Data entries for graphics
* Start *
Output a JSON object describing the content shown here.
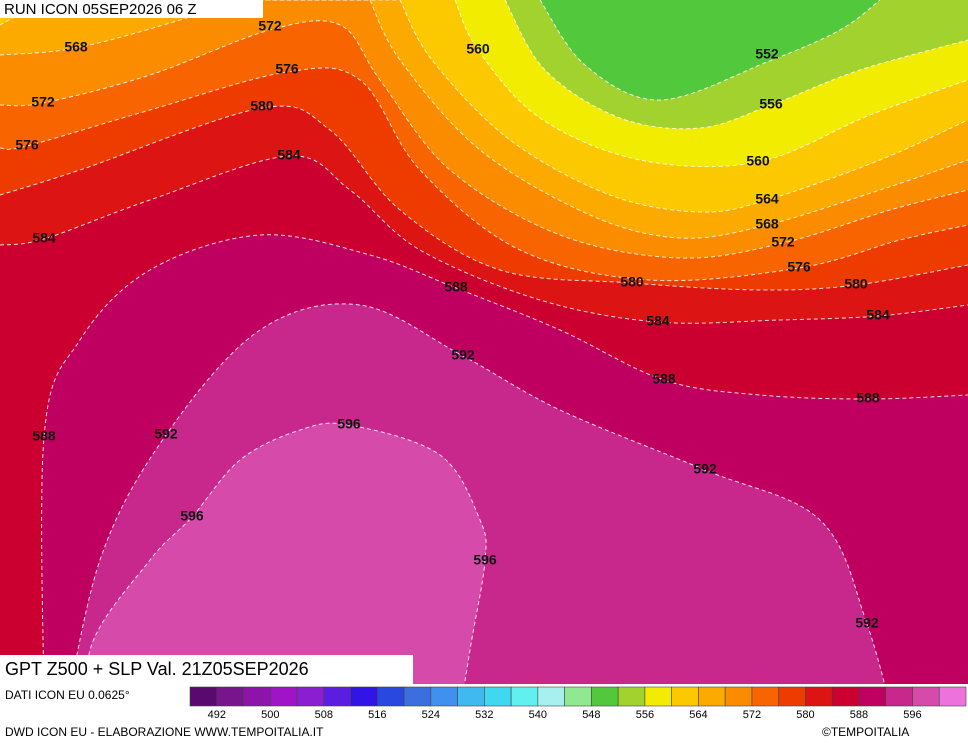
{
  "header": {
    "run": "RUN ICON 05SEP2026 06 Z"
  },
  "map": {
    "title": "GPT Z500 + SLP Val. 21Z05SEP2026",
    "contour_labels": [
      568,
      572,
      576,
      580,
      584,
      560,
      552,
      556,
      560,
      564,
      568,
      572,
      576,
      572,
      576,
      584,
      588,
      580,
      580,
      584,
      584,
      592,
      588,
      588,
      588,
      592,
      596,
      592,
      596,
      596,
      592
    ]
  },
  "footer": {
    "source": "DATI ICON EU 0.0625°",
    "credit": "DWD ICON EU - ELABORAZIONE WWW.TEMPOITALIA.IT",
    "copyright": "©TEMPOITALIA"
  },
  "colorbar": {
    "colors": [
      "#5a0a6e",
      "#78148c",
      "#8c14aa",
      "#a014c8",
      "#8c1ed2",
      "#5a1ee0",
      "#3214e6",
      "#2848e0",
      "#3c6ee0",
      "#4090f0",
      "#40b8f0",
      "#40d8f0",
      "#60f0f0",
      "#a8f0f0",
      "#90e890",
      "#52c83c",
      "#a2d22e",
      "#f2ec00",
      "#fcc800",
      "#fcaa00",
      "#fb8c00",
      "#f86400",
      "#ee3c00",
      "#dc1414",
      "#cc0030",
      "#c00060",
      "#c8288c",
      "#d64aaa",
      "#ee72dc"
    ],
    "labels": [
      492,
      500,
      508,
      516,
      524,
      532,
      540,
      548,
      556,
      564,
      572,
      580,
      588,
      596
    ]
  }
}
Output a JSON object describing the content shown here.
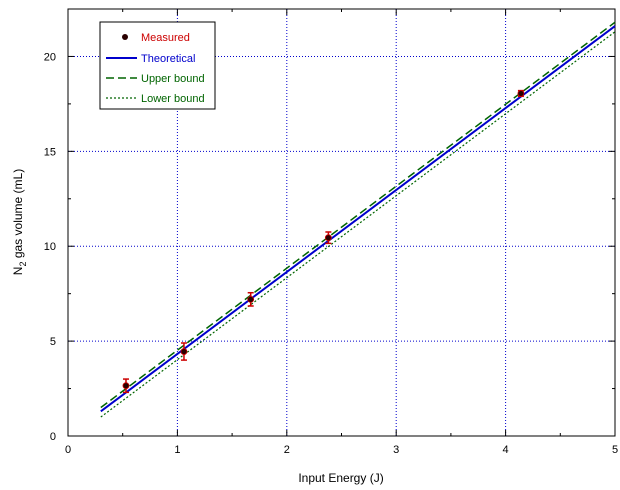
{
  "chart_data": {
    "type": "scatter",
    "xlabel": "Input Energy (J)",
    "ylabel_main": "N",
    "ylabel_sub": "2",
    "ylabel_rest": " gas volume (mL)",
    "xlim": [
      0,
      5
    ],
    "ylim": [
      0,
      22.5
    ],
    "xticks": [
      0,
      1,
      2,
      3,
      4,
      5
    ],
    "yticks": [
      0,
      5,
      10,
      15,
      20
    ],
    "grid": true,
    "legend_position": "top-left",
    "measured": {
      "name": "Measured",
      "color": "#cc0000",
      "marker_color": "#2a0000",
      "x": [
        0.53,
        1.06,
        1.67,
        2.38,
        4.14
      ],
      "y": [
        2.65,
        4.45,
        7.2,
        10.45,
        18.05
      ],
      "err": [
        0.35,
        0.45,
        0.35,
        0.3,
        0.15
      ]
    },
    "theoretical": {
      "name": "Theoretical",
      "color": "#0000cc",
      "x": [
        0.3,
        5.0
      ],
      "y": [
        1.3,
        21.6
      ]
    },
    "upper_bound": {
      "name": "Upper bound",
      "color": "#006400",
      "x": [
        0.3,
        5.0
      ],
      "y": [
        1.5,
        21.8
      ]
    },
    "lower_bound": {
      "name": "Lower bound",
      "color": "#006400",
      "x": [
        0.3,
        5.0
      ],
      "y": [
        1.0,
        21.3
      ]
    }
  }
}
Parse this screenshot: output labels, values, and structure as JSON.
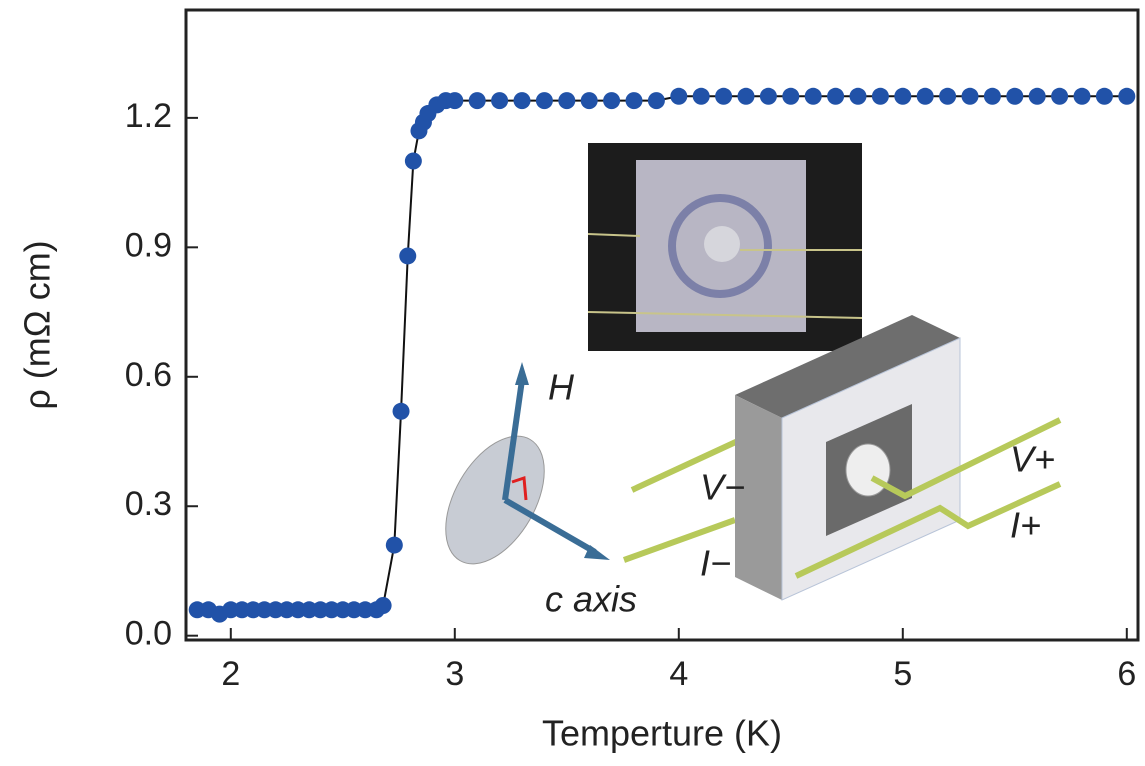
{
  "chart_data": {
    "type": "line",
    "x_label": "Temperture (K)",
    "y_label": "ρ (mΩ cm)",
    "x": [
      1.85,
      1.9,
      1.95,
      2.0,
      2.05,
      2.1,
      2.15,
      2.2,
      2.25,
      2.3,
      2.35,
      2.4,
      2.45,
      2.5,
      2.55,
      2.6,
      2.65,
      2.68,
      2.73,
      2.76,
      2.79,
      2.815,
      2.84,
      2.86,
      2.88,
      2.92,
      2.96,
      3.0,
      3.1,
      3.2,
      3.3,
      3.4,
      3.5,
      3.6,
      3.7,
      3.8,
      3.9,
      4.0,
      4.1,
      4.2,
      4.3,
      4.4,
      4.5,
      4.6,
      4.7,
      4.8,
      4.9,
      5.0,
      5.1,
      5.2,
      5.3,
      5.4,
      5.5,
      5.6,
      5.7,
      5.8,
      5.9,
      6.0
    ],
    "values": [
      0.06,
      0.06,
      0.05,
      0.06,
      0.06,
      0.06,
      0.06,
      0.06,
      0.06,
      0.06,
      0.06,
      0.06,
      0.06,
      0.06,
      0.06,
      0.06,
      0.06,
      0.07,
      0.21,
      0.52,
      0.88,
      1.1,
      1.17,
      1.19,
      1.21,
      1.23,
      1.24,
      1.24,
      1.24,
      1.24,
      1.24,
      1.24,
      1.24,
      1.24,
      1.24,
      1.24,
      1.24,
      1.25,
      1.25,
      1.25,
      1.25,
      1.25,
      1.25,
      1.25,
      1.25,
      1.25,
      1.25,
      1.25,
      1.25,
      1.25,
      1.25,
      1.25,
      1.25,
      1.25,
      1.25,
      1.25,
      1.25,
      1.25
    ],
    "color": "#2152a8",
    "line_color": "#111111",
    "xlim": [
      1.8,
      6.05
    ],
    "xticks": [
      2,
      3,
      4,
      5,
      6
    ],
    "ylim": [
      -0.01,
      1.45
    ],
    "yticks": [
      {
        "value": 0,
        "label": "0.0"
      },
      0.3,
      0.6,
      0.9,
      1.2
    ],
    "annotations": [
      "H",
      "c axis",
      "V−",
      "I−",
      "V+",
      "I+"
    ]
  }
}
* End *
Transcribe the records word for word and include no pictures.

Output a JSON object describing the content shown here.
{
  "header": {
    "run": "RUN ICON 05SEP2026 06 Z"
  },
  "map": {
    "title": "GPT Z500 + SLP Val. 21Z05SEP2026",
    "contour_labels": [
      568,
      572,
      576,
      580,
      584,
      560,
      552,
      556,
      560,
      564,
      568,
      572,
      576,
      572,
      576,
      584,
      588,
      580,
      580,
      584,
      584,
      592,
      588,
      588,
      588,
      592,
      596,
      592,
      596,
      596,
      592
    ]
  },
  "footer": {
    "source": "DATI ICON EU 0.0625°",
    "credit": "DWD ICON EU - ELABORAZIONE WWW.TEMPOITALIA.IT",
    "copyright": "©TEMPOITALIA"
  },
  "colorbar": {
    "colors": [
      "#5a0a6e",
      "#78148c",
      "#8c14aa",
      "#a014c8",
      "#8c1ed2",
      "#5a1ee0",
      "#3214e6",
      "#2848e0",
      "#3c6ee0",
      "#4090f0",
      "#40b8f0",
      "#40d8f0",
      "#60f0f0",
      "#a8f0f0",
      "#90e890",
      "#52c83c",
      "#a2d22e",
      "#f2ec00",
      "#fcc800",
      "#fcaa00",
      "#fb8c00",
      "#f86400",
      "#ee3c00",
      "#dc1414",
      "#cc0030",
      "#c00060",
      "#c8288c",
      "#d64aaa",
      "#ee72dc"
    ],
    "labels": [
      492,
      500,
      508,
      516,
      524,
      532,
      540,
      548,
      556,
      564,
      572,
      580,
      588,
      596
    ]
  }
}
Output a JSON object describing the content shown here.
{
  "chart_data": {
    "type": "scatter",
    "xlabel": "Input Energy (J)",
    "ylabel_main": "N",
    "ylabel_sub": "2",
    "ylabel_rest": " gas volume (mL)",
    "xlim": [
      0,
      5
    ],
    "ylim": [
      0,
      22.5
    ],
    "xticks": [
      0,
      1,
      2,
      3,
      4,
      5
    ],
    "yticks": [
      0,
      5,
      10,
      15,
      20
    ],
    "grid": true,
    "legend_position": "top-left",
    "measured": {
      "name": "Measured",
      "color": "#cc0000",
      "marker_color": "#2a0000",
      "x": [
        0.53,
        1.06,
        1.67,
        2.38,
        4.14
      ],
      "y": [
        2.65,
        4.45,
        7.2,
        10.45,
        18.05
      ],
      "err": [
        0.35,
        0.45,
        0.35,
        0.3,
        0.15
      ]
    },
    "theoretical": {
      "name": "Theoretical",
      "color": "#0000cc",
      "x": [
        0.3,
        5.0
      ],
      "y": [
        1.3,
        21.6
      ]
    },
    "upper_bound": {
      "name": "Upper bound",
      "color": "#006400",
      "x": [
        0.3,
        5.0
      ],
      "y": [
        1.5,
        21.8
      ]
    },
    "lower_bound": {
      "name": "Lower bound",
      "color": "#006400",
      "x": [
        0.3,
        5.0
      ],
      "y": [
        1.0,
        21.3
      ]
    }
  }
}
Parse this screenshot: output labels, values, and structure as JSON.
{
  "chart_data": {
    "type": "line",
    "x_label": "Temperture (K)",
    "y_label": "ρ (mΩ cm)",
    "x": [
      1.85,
      1.9,
      1.95,
      2.0,
      2.05,
      2.1,
      2.15,
      2.2,
      2.25,
      2.3,
      2.35,
      2.4,
      2.45,
      2.5,
      2.55,
      2.6,
      2.65,
      2.68,
      2.73,
      2.76,
      2.79,
      2.815,
      2.84,
      2.86,
      2.88,
      2.92,
      2.96,
      3.0,
      3.1,
      3.2,
      3.3,
      3.4,
      3.5,
      3.6,
      3.7,
      3.8,
      3.9,
      4.0,
      4.1,
      4.2,
      4.3,
      4.4,
      4.5,
      4.6,
      4.7,
      4.8,
      4.9,
      5.0,
      5.1,
      5.2,
      5.3,
      5.4,
      5.5,
      5.6,
      5.7,
      5.8,
      5.9,
      6.0
    ],
    "values": [
      0.06,
      0.06,
      0.05,
      0.06,
      0.06,
      0.06,
      0.06,
      0.06,
      0.06,
      0.06,
      0.06,
      0.06,
      0.06,
      0.06,
      0.06,
      0.06,
      0.06,
      0.07,
      0.21,
      0.52,
      0.88,
      1.1,
      1.17,
      1.19,
      1.21,
      1.23,
      1.24,
      1.24,
      1.24,
      1.24,
      1.24,
      1.24,
      1.24,
      1.24,
      1.24,
      1.24,
      1.24,
      1.25,
      1.25,
      1.25,
      1.25,
      1.25,
      1.25,
      1.25,
      1.25,
      1.25,
      1.25,
      1.25,
      1.25,
      1.25,
      1.25,
      1.25,
      1.25,
      1.25,
      1.25,
      1.25,
      1.25,
      1.25
    ],
    "color": "#2152a8",
    "line_color": "#111111",
    "xlim": [
      1.8,
      6.05
    ],
    "xticks": [
      2,
      3,
      4,
      5,
      6
    ],
    "ylim": [
      -0.01,
      1.45
    ],
    "yticks": [
      {
        "value": 0,
        "label": "0.0"
      },
      0.3,
      0.6,
      0.9,
      1.2
    ],
    "annotations": [
      "H",
      "c axis",
      "V−",
      "I−",
      "V+",
      "I+"
    ]
  }
}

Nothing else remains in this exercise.